> What needs to be done: Swap each "data-point" in the data below for "marker" and reproduce everything else unchanged, leaving out the pictures.

> Raw data:
>>>

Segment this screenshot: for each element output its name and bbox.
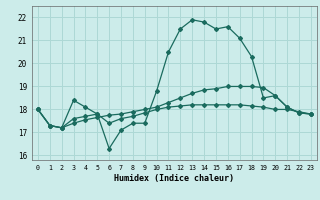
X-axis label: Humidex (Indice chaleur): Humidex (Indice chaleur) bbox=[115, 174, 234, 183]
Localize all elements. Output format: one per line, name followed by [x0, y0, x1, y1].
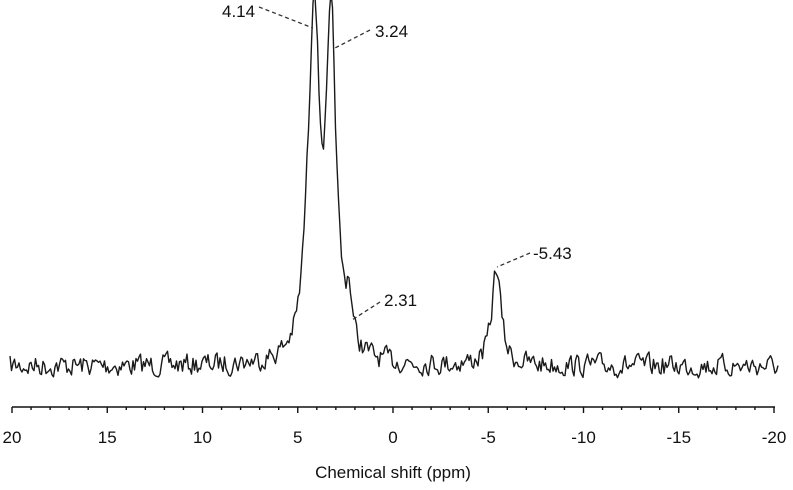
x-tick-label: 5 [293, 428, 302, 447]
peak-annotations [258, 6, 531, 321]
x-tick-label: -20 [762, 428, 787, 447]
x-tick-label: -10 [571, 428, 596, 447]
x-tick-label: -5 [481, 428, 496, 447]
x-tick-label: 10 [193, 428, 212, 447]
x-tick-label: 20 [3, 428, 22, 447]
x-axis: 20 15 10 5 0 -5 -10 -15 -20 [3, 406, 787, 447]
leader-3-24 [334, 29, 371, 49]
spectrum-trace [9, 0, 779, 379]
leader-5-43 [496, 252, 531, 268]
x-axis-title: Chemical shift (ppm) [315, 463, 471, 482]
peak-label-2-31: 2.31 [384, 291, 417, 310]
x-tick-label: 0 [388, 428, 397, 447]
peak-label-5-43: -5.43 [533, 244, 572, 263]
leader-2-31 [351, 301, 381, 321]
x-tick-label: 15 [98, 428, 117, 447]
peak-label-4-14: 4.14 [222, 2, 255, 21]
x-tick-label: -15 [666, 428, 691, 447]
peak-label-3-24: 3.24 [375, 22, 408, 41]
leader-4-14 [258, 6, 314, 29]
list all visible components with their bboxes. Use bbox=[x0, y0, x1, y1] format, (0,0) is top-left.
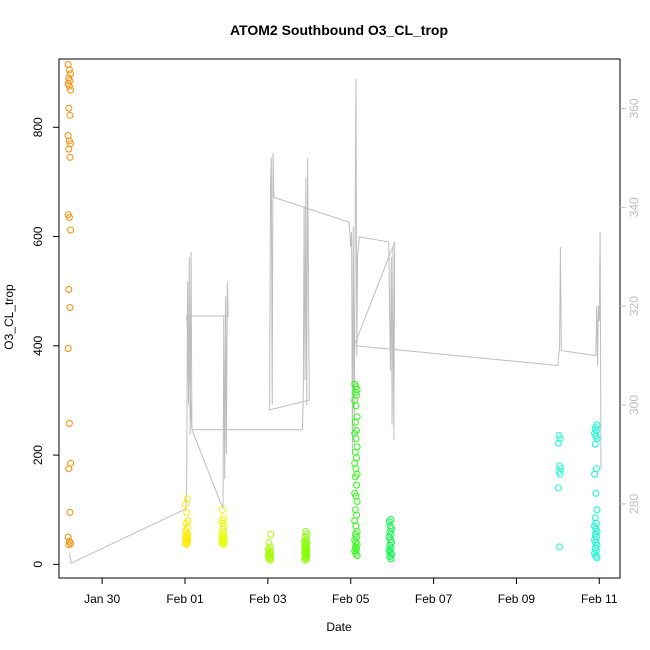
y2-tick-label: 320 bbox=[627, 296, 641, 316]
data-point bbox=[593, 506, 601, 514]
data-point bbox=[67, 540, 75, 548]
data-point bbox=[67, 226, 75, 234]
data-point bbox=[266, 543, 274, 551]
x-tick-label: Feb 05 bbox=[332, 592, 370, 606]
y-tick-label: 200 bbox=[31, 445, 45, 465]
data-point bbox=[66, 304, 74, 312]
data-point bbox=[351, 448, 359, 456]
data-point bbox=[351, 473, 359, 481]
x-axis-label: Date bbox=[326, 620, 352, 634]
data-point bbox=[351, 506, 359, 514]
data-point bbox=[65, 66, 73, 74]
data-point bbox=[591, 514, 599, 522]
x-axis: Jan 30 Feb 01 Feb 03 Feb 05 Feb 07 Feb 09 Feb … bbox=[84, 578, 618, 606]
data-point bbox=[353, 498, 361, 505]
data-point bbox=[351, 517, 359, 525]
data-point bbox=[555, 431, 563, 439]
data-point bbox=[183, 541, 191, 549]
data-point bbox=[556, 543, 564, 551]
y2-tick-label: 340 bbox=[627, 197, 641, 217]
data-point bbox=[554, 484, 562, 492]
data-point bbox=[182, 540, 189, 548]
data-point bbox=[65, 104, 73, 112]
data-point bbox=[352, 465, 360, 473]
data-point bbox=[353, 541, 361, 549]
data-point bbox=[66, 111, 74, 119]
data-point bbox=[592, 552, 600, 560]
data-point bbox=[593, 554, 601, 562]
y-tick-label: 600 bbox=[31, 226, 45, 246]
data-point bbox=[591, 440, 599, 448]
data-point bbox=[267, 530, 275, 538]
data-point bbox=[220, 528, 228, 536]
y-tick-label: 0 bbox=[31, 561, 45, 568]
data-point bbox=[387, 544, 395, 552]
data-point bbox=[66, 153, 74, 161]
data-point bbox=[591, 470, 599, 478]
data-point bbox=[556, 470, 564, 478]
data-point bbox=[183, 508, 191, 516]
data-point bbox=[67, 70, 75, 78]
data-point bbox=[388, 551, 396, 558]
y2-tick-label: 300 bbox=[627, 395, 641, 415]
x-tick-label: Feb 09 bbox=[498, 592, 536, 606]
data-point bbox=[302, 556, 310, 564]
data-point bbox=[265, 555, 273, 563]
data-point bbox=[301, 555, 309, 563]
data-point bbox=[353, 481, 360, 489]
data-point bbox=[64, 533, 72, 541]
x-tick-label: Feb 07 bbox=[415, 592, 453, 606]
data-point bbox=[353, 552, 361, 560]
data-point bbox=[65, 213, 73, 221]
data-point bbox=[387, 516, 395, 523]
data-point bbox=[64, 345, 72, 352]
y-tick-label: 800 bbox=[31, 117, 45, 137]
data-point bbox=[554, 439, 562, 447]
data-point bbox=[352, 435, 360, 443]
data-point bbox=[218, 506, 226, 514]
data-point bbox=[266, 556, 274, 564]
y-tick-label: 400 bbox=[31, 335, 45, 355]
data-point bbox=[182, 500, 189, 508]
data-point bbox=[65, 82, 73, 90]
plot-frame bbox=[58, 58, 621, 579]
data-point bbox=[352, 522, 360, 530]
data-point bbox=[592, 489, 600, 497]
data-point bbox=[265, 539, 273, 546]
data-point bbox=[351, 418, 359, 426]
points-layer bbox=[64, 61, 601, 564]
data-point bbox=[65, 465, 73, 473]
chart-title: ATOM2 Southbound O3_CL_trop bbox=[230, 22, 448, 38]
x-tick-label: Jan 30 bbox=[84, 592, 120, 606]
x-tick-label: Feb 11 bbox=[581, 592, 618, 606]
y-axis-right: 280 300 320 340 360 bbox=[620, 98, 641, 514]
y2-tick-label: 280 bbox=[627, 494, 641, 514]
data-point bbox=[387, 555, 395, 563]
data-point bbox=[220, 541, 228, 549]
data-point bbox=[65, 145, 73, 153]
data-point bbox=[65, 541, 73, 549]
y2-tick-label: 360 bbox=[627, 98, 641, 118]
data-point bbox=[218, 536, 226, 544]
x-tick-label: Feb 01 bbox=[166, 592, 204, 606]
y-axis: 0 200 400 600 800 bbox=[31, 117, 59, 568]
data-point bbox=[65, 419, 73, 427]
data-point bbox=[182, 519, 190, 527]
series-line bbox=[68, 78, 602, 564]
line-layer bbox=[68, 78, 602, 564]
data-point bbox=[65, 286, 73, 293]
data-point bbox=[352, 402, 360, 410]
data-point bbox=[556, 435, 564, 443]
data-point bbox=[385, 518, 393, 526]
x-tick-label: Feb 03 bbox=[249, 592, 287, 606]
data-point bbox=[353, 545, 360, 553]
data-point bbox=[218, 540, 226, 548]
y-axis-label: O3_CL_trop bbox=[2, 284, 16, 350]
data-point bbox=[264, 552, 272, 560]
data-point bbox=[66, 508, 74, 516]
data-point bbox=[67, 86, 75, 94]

<<<

> Solution to the problem:
Segment this screenshot: for each element output its name and bbox.
X-axis label: Humidex (Indice chaleur): Humidex (Indice chaleur) bbox=[115, 174, 234, 183]
Localize all elements. Output format: one per line, name followed by [x0, y0, x1, y1].
x-tick-label: 5 [293, 428, 302, 447]
peak-annotations [258, 6, 531, 321]
x-tick-label: -20 [762, 428, 787, 447]
x-tick-label: -10 [571, 428, 596, 447]
x-tick-label: -5 [481, 428, 496, 447]
x-tick-label: 10 [193, 428, 212, 447]
x-tick-label: 20 [3, 428, 22, 447]
x-axis: 20 15 10 5 0 -5 -10 -15 -20 [3, 406, 787, 447]
leader-3-24 [334, 29, 371, 49]
spectrum-trace [9, 0, 779, 379]
leader-5-43 [496, 252, 531, 268]
x-axis-title: Chemical shift (ppm) [315, 463, 471, 482]
peak-label-2-31: 2.31 [384, 291, 417, 310]
x-tick-label: 0 [388, 428, 397, 447]
peak-label-5-43: -5.43 [533, 244, 572, 263]
leader-2-31 [351, 301, 381, 321]
x-tick-label: 15 [98, 428, 117, 447]
peak-label-4-14: 4.14 [222, 2, 255, 21]
x-tick-label: -15 [666, 428, 691, 447]
peak-label-3-24: 3.24 [375, 22, 408, 41]
leader-4-14 [258, 6, 314, 29]
list all visible components with their bboxes. Use bbox=[x0, y0, x1, y1] format, (0,0) is top-left.
y2-tick-label: 320 bbox=[627, 296, 641, 316]
marker bbox=[593, 506, 601, 514]
marker bbox=[67, 540, 75, 548]
marker bbox=[67, 226, 75, 234]
marker bbox=[266, 543, 274, 551]
x-tick-label: Feb 05 bbox=[332, 592, 370, 606]
y-tick-label: 200 bbox=[31, 445, 45, 465]
marker bbox=[66, 304, 74, 312]
marker bbox=[351, 448, 359, 456]
marker bbox=[351, 473, 359, 481]
x-axis-label: Date bbox=[326, 620, 352, 634]
marker bbox=[351, 506, 359, 514]
marker bbox=[65, 66, 73, 74]
marker bbox=[591, 514, 599, 522]
x-axis: Jan 30 Feb 01 Feb 03 Feb 05 Feb 07 Feb 09 Feb … bbox=[84, 578, 618, 606]
marker bbox=[353, 498, 361, 505]
marker bbox=[351, 517, 359, 525]
marker bbox=[555, 431, 563, 439]
marker bbox=[183, 541, 191, 549]
marker bbox=[556, 543, 564, 551]
y2-tick-label: 340 bbox=[627, 197, 641, 217]
marker bbox=[554, 484, 562, 492]
marker bbox=[182, 540, 189, 548]
marker bbox=[65, 104, 73, 112]
marker bbox=[352, 465, 360, 473]
marker bbox=[353, 541, 361, 549]
marker bbox=[66, 111, 74, 119]
marker bbox=[592, 552, 600, 560]
marker bbox=[593, 554, 601, 562]
y-tick-label: 600 bbox=[31, 226, 45, 246]
marker bbox=[591, 440, 599, 448]
marker bbox=[267, 530, 275, 538]
marker bbox=[220, 528, 228, 536]
y-tick-label: 0 bbox=[31, 561, 45, 568]
marker bbox=[387, 544, 395, 552]
marker bbox=[66, 153, 74, 161]
marker bbox=[591, 470, 599, 478]
marker bbox=[556, 470, 564, 478]
marker bbox=[183, 508, 191, 516]
marker bbox=[67, 70, 75, 78]
marker bbox=[388, 551, 396, 558]
y2-tick-label: 300 bbox=[627, 395, 641, 415]
x-tick-label: Feb 09 bbox=[498, 592, 536, 606]
marker bbox=[302, 556, 310, 564]
marker bbox=[265, 555, 273, 563]
marker bbox=[301, 555, 309, 563]
marker bbox=[353, 481, 360, 489]
marker bbox=[64, 533, 72, 541]
x-tick-label: Feb 07 bbox=[415, 592, 453, 606]
marker bbox=[353, 552, 361, 560]
marker bbox=[65, 213, 73, 221]
marker bbox=[387, 516, 395, 523]
marker bbox=[64, 345, 72, 352]
y-tick-label: 800 bbox=[31, 117, 45, 137]
marker bbox=[554, 439, 562, 447]
marker bbox=[352, 435, 360, 443]
marker bbox=[218, 506, 226, 514]
marker bbox=[266, 556, 274, 564]
y-tick-label: 400 bbox=[31, 335, 45, 355]
marker bbox=[182, 500, 189, 508]
marker bbox=[65, 82, 73, 90]
plot-frame bbox=[58, 58, 621, 579]
marker bbox=[352, 522, 360, 530]
marker bbox=[592, 489, 600, 497]
marker bbox=[265, 539, 273, 546]
marker bbox=[351, 418, 359, 426]
points-layer bbox=[64, 61, 601, 564]
marker bbox=[65, 465, 73, 473]
chart-title: ATOM2 Southbound O3_CL_trop bbox=[230, 22, 448, 38]
x-tick-label: Jan 30 bbox=[84, 592, 120, 606]
x-tick-label: Feb 11 bbox=[581, 592, 618, 606]
y-axis-right: 280 300 320 340 360 bbox=[620, 98, 641, 514]
y2-tick-label: 280 bbox=[627, 494, 641, 514]
marker bbox=[387, 555, 395, 563]
marker bbox=[220, 541, 228, 549]
marker bbox=[65, 145, 73, 153]
marker bbox=[65, 541, 73, 549]
y2-tick-label: 360 bbox=[627, 98, 641, 118]
marker bbox=[218, 536, 226, 544]
x-tick-label: Feb 01 bbox=[166, 592, 204, 606]
y-axis: 0 200 400 600 800 bbox=[31, 117, 59, 568]
marker bbox=[65, 419, 73, 427]
marker bbox=[182, 519, 190, 527]
series-line bbox=[68, 78, 602, 564]
line-layer bbox=[68, 78, 602, 564]
marker bbox=[65, 286, 73, 293]
marker bbox=[352, 402, 360, 410]
marker bbox=[556, 435, 564, 443]
marker bbox=[385, 518, 393, 526]
x-tick-label: Feb 03 bbox=[249, 592, 287, 606]
marker bbox=[353, 545, 360, 553]
marker bbox=[218, 540, 226, 548]
y-axis-label: O3_CL_trop bbox=[2, 284, 16, 350]
marker bbox=[264, 552, 272, 560]
marker bbox=[66, 508, 74, 516]
marker bbox=[67, 86, 75, 94]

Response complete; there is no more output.